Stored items
• • • • • • •

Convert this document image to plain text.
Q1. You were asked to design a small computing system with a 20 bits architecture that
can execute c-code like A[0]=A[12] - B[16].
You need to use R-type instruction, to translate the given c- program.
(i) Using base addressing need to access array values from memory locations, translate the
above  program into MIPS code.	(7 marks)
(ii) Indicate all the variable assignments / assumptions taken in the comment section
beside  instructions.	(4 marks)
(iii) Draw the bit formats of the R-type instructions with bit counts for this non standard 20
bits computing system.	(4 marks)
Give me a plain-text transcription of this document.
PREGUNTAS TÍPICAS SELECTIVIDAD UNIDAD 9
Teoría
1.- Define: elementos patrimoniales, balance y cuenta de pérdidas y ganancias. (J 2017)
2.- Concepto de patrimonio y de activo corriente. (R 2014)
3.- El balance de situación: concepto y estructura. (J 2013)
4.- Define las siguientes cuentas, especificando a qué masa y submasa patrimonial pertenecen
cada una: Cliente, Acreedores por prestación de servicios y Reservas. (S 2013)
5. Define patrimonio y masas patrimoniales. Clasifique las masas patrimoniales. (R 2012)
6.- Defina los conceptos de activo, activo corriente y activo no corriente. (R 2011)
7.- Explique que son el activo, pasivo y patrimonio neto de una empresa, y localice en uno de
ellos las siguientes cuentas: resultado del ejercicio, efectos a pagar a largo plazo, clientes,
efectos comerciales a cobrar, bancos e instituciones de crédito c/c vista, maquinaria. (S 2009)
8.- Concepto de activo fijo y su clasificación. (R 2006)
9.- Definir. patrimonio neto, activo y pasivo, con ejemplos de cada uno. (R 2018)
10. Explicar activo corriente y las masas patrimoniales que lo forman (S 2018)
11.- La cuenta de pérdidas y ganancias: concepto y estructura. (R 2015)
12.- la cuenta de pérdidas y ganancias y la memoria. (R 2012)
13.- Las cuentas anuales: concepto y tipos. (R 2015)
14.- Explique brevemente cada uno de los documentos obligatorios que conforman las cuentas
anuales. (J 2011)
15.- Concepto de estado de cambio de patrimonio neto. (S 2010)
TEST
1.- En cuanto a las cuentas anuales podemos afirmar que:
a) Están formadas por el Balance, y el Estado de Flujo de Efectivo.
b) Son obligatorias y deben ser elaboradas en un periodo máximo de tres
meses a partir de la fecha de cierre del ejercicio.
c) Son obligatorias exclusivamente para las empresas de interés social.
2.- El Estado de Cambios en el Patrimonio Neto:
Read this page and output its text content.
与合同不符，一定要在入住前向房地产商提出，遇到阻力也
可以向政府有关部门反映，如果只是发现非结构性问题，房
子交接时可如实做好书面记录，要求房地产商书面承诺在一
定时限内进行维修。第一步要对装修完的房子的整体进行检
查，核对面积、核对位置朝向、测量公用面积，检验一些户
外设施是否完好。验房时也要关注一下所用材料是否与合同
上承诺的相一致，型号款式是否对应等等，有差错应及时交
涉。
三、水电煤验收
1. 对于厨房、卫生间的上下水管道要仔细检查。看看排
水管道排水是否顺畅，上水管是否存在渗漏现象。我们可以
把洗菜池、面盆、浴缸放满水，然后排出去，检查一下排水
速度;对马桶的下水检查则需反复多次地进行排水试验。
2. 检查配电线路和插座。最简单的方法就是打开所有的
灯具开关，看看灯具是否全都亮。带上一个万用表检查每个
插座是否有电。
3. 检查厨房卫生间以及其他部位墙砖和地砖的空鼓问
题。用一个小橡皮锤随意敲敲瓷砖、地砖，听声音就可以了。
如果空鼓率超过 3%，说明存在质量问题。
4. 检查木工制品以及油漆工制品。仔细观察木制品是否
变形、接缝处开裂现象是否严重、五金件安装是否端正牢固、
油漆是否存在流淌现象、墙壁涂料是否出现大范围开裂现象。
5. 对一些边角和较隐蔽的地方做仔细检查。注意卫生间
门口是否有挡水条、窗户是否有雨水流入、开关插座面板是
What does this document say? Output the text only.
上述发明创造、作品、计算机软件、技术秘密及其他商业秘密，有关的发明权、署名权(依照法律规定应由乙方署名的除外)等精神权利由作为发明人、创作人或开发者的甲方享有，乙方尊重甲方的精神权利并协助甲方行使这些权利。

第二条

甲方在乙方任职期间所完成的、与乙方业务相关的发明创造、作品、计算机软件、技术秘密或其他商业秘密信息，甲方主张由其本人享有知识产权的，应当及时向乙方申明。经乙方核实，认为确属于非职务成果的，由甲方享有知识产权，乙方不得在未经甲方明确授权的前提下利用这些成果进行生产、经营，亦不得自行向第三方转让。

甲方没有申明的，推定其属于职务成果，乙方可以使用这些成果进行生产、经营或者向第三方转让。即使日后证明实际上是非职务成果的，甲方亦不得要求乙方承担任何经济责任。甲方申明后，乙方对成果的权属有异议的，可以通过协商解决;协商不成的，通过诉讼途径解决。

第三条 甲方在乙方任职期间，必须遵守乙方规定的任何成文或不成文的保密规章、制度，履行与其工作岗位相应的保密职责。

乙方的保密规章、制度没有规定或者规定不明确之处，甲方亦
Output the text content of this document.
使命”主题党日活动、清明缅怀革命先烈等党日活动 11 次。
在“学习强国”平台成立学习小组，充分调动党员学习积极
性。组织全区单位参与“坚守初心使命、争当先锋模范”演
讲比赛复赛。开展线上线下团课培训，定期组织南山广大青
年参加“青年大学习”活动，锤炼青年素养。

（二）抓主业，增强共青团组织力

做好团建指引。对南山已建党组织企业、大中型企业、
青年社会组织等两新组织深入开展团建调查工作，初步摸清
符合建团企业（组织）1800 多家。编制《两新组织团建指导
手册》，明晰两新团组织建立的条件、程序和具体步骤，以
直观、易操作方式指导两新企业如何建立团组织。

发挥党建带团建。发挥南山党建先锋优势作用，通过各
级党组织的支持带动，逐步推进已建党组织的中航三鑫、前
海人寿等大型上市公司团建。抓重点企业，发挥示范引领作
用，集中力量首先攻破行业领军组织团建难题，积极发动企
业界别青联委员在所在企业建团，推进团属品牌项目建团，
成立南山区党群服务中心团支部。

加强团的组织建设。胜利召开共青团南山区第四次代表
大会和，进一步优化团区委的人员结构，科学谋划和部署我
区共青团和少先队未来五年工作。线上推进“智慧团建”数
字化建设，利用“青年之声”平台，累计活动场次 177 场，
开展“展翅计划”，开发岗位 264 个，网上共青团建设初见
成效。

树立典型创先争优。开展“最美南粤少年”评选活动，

• • • • • • •

_Task goal:_
Write every entry out again exactly.

_Answer to this task:_
Convert this document image to plain text.
Q1. You were asked to design a small computing system with a 20 bits architecture that
can execute c-code like A[0]=A[12] - B[16].
You need to use R-type instruction, to translate the given c- program.
(i) Using base addressing need to access array values from memory locations, translate the
above  program into MIPS code.	(7 marks)
(ii) Indicate all the variable assignments / assumptions taken in the comment section
beside  instructions.	(4 marks)
(iii) Draw the bit formats of the R-type instructions with bit counts for this non standard 20
bits computing system.	(4 marks)
Give me a plain-text transcription of this document.
PREGUNTAS TÍPICAS SELECTIVIDAD UNIDAD 9
Teoría
1.- Define: elementos patrimoniales, balance y cuenta de pérdidas y ganancias. (J 2017)
2.- Concepto de patrimonio y de activo corriente. (R 2014)
3.- El balance de situación: concepto y estructura. (J 2013)
4.- Define las siguientes cuentas, especificando a qué masa y submasa patrimonial pertenecen
cada una: Cliente, Acreedores por prestación de servicios y Reservas. (S 2013)
5. Define patrimonio y masas patrimoniales. Clasifique las masas patrimoniales. (R 2012)
6.- Defina los conceptos de activo, activo corriente y activo no corriente. (R 2011)
7.- Explique que son el activo, pasivo y patrimonio neto de una empresa, y localice en uno de
ellos las siguientes cuentas: resultado del ejercicio, efectos a pagar a largo plazo, clientes,
efectos comerciales a cobrar, bancos e instituciones de crédito c/c vista, maquinaria. (S 2009)
8.- Concepto de activo fijo y su clasificación. (R 2006)
9.- Definir. patrimonio neto, activo y pasivo, con ejemplos de cada uno. (R 2018)
10. Explicar activo corriente y las masas patrimoniales que lo forman (S 2018)
11.- La cuenta de pérdidas y ganancias: concepto y estructura. (R 2015)
12.- la cuenta de pérdidas y ganancias y la memoria. (R 2012)
13.- Las cuentas anuales: concepto y tipos. (R 2015)
14.- Explique brevemente cada uno de los documentos obligatorios que conforman las cuentas
anuales. (J 2011)
15.- Concepto de estado de cambio de patrimonio neto. (S 2010)
TEST
1.- En cuanto a las cuentas anuales podemos afirmar que:
a) Están formadas por el Balance, y el Estado de Flujo de Efectivo.
b) Son obligatorias y deben ser elaboradas en un periodo máximo de tres
meses a partir de la fecha de cierre del ejercicio.
c) Son obligatorias exclusivamente para las empresas de interés social.
2.- El Estado de Cambios en el Patrimonio Neto:
Read this page and output its text content.
与合同不符，一定要在入住前向房地产商提出，遇到阻力也
可以向政府有关部门反映，如果只是发现非结构性问题，房
子交接时可如实做好书面记录，要求房地产商书面承诺在一
定时限内进行维修。第一步要对装修完的房子的整体进行检
查，核对面积、核对位置朝向、测量公用面积，检验一些户
外设施是否完好。验房时也要关注一下所用材料是否与合同
上承诺的相一致，型号款式是否对应等等，有差错应及时交
涉。
三、水电煤验收
1. 对于厨房、卫生间的上下水管道要仔细检查。看看排
水管道排水是否顺畅，上水管是否存在渗漏现象。我们可以
把洗菜池、面盆、浴缸放满水，然后排出去，检查一下排水
速度;对马桶的下水检查则需反复多次地进行排水试验。
2. 检查配电线路和插座。最简单的方法就是打开所有的
灯具开关，看看灯具是否全都亮。带上一个万用表检查每个
插座是否有电。
3. 检查厨房卫生间以及其他部位墙砖和地砖的空鼓问
题。用一个小橡皮锤随意敲敲瓷砖、地砖，听声音就可以了。
如果空鼓率超过 3%，说明存在质量问题。
4. 检查木工制品以及油漆工制品。仔细观察木制品是否
变形、接缝处开裂现象是否严重、五金件安装是否端正牢固、
油漆是否存在流淌现象、墙壁涂料是否出现大范围开裂现象。
5. 对一些边角和较隐蔽的地方做仔细检查。注意卫生间
门口是否有挡水条、窗户是否有雨水流入、开关插座面板是
What does this document say? Output the text only.
上述发明创造、作品、计算机软件、技术秘密及其他商业秘密，有关的发明权、署名权(依照法律规定应由乙方署名的除外)等精神权利由作为发明人、创作人或开发者的甲方享有，乙方尊重甲方的精神权利并协助甲方行使这些权利。

第二条

甲方在乙方任职期间所完成的、与乙方业务相关的发明创造、作品、计算机软件、技术秘密或其他商业秘密信息，甲方主张由其本人享有知识产权的，应当及时向乙方申明。经乙方核实，认为确属于非职务成果的，由甲方享有知识产权，乙方不得在未经甲方明确授权的前提下利用这些成果进行生产、经营，亦不得自行向第三方转让。

甲方没有申明的，推定其属于职务成果，乙方可以使用这些成果进行生产、经营或者向第三方转让。即使日后证明实际上是非职务成果的，甲方亦不得要求乙方承担任何经济责任。甲方申明后，乙方对成果的权属有异议的，可以通过协商解决;协商不成的，通过诉讼途径解决。

第三条 甲方在乙方任职期间，必须遵守乙方规定的任何成文或不成文的保密规章、制度，履行与其工作岗位相应的保密职责。

乙方的保密规章、制度没有规定或者规定不明确之处，甲方亦
Output the text content of this document.
使命”主题党日活动、清明缅怀革命先烈等党日活动 11 次。
在“学习强国”平台成立学习小组，充分调动党员学习积极
性。组织全区单位参与“坚守初心使命、争当先锋模范”演
讲比赛复赛。开展线上线下团课培训，定期组织南山广大青
年参加“青年大学习”活动，锤炼青年素养。

（二）抓主业，增强共青团组织力

做好团建指引。对南山已建党组织企业、大中型企业、
青年社会组织等两新组织深入开展团建调查工作，初步摸清
符合建团企业（组织）1800 多家。编制《两新组织团建指导
手册》，明晰两新团组织建立的条件、程序和具体步骤，以
直观、易操作方式指导两新企业如何建立团组织。

发挥党建带团建。发挥南山党建先锋优势作用，通过各
级党组织的支持带动，逐步推进已建党组织的中航三鑫、前
海人寿等大型上市公司团建。抓重点企业，发挥示范引领作
用，集中力量首先攻破行业领军组织团建难题，积极发动企
业界别青联委员在所在企业建团，推进团属品牌项目建团，
成立南山区党群服务中心团支部。

加强团的组织建设。胜利召开共青团南山区第四次代表
大会和，进一步优化团区委的人员结构，科学谋划和部署我
区共青团和少先队未来五年工作。线上推进“智慧团建”数
字化建设，利用“青年之声”平台，累计活动场次 177 场，
开展“展翅计划”，开发岗位 264 个，网上共青团建设初见
成效。

树立典型创先争优。开展“最美南粤少年”评选活动，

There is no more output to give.